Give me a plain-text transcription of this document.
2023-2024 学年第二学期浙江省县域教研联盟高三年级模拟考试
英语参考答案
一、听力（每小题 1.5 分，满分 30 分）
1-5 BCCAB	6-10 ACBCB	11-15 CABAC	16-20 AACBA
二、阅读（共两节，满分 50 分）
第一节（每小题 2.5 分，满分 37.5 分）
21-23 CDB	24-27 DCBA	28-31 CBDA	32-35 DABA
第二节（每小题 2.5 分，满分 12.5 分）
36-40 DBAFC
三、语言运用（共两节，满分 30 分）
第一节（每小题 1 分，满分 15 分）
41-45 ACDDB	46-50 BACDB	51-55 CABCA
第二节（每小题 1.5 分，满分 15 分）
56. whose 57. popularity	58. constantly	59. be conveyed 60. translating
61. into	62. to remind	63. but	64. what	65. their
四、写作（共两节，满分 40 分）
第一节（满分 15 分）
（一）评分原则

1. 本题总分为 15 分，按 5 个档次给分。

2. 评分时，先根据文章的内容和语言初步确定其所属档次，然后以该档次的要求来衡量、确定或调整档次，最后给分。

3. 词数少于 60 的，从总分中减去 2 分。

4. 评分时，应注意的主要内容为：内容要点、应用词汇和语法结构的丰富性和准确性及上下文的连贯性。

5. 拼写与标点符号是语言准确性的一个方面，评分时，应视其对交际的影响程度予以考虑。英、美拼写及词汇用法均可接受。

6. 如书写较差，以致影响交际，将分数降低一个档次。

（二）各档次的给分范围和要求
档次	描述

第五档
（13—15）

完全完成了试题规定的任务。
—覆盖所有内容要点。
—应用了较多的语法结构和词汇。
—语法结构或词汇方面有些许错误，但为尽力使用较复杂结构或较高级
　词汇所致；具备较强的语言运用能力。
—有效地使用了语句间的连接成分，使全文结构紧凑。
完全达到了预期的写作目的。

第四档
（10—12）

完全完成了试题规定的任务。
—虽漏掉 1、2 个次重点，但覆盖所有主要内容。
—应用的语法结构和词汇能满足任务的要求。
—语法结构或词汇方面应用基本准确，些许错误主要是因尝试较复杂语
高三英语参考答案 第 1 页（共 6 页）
+ + + +
- [Task instructions]: Extract the listing in its entirety, matching it exactly.

- [Complete response]:
Give me a plain-text transcription of this document.
2023-2024 学年第二学期浙江省县域教研联盟高三年级模拟考试
英语参考答案
一、听力（每小题 1.5 分，满分 30 分）
1-5 BCCAB	6-10 ACBCB	11-15 CABAC	16-20 AACBA
二、阅读（共两节，满分 50 分）
第一节（每小题 2.5 分，满分 37.5 分）
21-23 CDB	24-27 DCBA	28-31 CBDA	32-35 DABA
第二节（每小题 2.5 分，满分 12.5 分）
36-40 DBAFC
三、语言运用（共两节，满分 30 分）
第一节（每小题 1 分，满分 15 分）
41-45 ACDDB	46-50 BACDB	51-55 CABCA
第二节（每小题 1.5 分，满分 15 分）
56. whose 57. popularity	58. constantly	59. be conveyed 60. translating
61. into	62. to remind	63. but	64. what	65. their
四、写作（共两节，满分 40 分）
第一节（满分 15 分）
（一）评分原则

1. 本题总分为 15 分，按 5 个档次给分。

2. 评分时，先根据文章的内容和语言初步确定其所属档次，然后以该档次的要求来衡量、确定或调整档次，最后给分。

3. 词数少于 60 的，从总分中减去 2 分。

4. 评分时，应注意的主要内容为：内容要点、应用词汇和语法结构的丰富性和准确性及上下文的连贯性。

5. 拼写与标点符号是语言准确性的一个方面，评分时，应视其对交际的影响程度予以考虑。英、美拼写及词汇用法均可接受。

6. 如书写较差，以致影响交际，将分数降低一个档次。

（二）各档次的给分范围和要求
档次	描述

第五档
（13—15）

完全完成了试题规定的任务。
—覆盖所有内容要点。
—应用了较多的语法结构和词汇。
—语法结构或词汇方面有些许错误，但为尽力使用较复杂结构或较高级
　词汇所致；具备较强的语言运用能力。
—有效地使用了语句间的连接成分，使全文结构紧凑。
完全达到了预期的写作目的。

第四档
（10—12）

完全完成了试题规定的任务。
—虽漏掉 1、2 个次重点，但覆盖所有主要内容。
—应用的语法结构和词汇能满足任务的要求。
—语法结构或词汇方面应用基本准确，些许错误主要是因尝试较复杂语
高三英语参考答案 第 1 页（共 6 页）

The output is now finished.